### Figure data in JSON

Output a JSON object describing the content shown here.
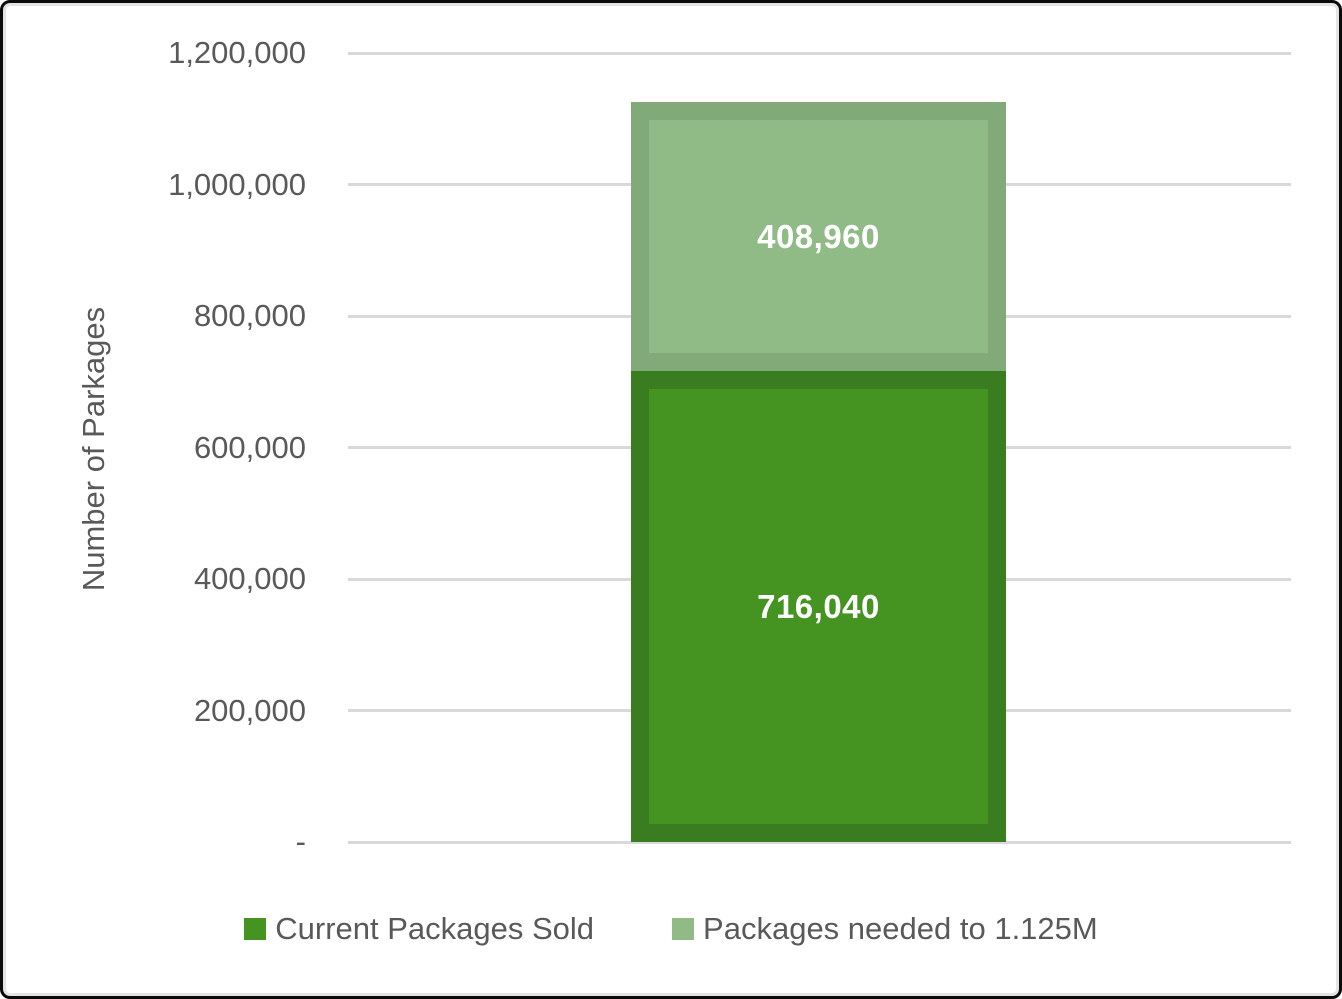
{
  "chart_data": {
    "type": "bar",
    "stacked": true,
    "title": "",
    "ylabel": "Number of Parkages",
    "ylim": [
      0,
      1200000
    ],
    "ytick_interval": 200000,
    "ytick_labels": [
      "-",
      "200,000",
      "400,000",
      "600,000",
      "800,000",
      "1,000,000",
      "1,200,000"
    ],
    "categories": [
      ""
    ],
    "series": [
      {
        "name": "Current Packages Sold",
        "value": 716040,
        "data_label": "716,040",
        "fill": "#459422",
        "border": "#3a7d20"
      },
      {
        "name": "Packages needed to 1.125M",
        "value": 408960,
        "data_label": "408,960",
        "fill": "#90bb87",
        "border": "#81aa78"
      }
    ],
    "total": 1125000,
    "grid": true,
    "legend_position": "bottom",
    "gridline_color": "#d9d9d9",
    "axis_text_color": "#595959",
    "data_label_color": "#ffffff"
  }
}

### The request
Copy the listing exactly. Any image in it stays out of the copy.

### Full output
Output a JSON object describing the content shown here.
{
  "chart_data": {
    "type": "bar",
    "stacked": true,
    "title": "",
    "ylabel": "Number of Parkages",
    "ylim": [
      0,
      1200000
    ],
    "ytick_interval": 200000,
    "ytick_labels": [
      "-",
      "200,000",
      "400,000",
      "600,000",
      "800,000",
      "1,000,000",
      "1,200,000"
    ],
    "categories": [
      ""
    ],
    "series": [
      {
        "name": "Current Packages Sold",
        "value": 716040,
        "data_label": "716,040",
        "fill": "#459422",
        "border": "#3a7d20"
      },
      {
        "name": "Packages needed to 1.125M",
        "value": 408960,
        "data_label": "408,960",
        "fill": "#90bb87",
        "border": "#81aa78"
      }
    ],
    "total": 1125000,
    "grid": true,
    "legend_position": "bottom",
    "gridline_color": "#d9d9d9",
    "axis_text_color": "#595959",
    "data_label_color": "#ffffff"
  }
}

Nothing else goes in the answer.